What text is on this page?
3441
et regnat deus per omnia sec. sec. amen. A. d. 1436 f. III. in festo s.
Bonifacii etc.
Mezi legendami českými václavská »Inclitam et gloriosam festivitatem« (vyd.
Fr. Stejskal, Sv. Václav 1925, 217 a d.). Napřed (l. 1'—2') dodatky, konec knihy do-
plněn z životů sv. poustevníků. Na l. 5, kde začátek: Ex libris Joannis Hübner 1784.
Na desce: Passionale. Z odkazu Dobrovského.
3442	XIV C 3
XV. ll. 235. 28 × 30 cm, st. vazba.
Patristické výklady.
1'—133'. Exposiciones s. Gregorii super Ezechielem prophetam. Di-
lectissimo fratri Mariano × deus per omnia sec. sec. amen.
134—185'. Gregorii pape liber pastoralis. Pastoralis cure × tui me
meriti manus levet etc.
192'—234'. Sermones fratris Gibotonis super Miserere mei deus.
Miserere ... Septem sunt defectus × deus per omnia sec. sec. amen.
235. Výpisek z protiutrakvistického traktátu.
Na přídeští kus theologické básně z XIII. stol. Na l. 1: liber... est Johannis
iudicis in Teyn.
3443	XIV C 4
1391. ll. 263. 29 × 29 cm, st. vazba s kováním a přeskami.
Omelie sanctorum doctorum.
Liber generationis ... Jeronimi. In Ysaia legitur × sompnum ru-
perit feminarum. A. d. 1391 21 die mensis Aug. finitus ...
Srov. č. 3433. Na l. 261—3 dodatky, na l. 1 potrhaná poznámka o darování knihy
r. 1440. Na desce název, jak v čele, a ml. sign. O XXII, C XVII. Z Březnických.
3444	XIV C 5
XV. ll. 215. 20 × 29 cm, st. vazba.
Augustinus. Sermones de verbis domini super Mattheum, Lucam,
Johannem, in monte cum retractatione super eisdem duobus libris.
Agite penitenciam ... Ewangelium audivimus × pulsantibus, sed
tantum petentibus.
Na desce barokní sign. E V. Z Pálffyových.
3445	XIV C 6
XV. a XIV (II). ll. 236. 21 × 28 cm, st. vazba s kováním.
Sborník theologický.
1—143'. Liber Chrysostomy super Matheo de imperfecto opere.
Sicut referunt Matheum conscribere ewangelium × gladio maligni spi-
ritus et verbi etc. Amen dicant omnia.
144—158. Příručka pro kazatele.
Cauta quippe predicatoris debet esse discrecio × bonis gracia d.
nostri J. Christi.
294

○ ○ ○ ○

• [INSTRUCTIONS FOR THE TASK]
Sift the material for lines with the string "sign". Copy each one found.

• [TASK OUTPUT]
r. 1440. Na desce název, jak v čele, a ml. sign. O XXII, C XVII. Z Březnických.
Na desce barokní sign. E V. Z Pálffyových.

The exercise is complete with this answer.